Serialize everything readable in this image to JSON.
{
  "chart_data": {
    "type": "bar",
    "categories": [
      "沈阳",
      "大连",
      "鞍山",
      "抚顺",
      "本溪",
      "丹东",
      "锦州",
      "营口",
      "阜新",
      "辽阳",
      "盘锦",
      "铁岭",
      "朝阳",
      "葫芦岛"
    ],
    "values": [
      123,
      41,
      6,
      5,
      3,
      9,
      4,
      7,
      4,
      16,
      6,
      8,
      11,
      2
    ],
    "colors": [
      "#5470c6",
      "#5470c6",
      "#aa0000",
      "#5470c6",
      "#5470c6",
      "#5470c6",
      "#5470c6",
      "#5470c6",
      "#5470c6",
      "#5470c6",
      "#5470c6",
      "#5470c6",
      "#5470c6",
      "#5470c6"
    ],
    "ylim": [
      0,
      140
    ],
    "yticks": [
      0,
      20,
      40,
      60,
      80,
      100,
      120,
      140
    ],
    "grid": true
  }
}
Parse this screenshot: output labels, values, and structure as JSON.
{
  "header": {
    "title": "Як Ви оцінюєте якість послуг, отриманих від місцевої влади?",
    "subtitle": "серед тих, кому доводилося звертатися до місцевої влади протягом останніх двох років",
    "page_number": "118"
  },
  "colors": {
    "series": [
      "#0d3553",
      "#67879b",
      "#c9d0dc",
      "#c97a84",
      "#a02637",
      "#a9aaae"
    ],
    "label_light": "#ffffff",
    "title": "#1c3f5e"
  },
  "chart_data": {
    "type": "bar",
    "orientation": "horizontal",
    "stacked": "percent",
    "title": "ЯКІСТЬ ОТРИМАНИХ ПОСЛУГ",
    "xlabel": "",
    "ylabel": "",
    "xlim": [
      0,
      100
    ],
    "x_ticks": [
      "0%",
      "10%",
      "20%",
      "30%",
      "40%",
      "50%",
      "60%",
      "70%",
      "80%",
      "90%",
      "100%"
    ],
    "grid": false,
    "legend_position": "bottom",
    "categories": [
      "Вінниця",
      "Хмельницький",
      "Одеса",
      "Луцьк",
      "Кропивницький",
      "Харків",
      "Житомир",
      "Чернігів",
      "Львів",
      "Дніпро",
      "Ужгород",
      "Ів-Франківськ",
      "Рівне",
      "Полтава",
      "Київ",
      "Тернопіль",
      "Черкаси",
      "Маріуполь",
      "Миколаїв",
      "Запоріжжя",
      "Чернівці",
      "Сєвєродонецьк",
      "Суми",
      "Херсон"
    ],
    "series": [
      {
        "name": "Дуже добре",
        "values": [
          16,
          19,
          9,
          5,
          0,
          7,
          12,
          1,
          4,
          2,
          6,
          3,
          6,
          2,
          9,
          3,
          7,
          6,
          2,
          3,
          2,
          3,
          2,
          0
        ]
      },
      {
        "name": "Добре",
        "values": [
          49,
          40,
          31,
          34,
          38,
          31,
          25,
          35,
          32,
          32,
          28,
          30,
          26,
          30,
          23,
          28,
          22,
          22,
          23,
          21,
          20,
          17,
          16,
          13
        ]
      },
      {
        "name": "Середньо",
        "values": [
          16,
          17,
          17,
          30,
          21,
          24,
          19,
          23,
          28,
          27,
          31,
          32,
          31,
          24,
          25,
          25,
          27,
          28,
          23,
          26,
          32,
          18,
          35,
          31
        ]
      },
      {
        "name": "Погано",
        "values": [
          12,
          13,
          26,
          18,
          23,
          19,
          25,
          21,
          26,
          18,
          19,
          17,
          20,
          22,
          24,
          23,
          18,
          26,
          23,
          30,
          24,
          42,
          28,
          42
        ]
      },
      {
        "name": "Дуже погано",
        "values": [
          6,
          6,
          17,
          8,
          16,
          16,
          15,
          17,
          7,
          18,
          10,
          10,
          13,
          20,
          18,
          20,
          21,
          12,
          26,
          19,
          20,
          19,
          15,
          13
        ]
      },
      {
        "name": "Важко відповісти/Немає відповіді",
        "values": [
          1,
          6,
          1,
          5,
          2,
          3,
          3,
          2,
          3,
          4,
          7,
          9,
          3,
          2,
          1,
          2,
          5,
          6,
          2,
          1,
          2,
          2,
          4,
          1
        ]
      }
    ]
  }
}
________________
WHAT IS BEING ASKED -
Pick out each line containing the string "влади" and copy it.

EXPECTED OUTPUT -
    "title": "Як Ви оцінюєте якість послуг, отриманих від місцевої влади?",
    "subtitle": "серед тих, кому доводилося звертатися до місцевої влади протягом останніх двох років",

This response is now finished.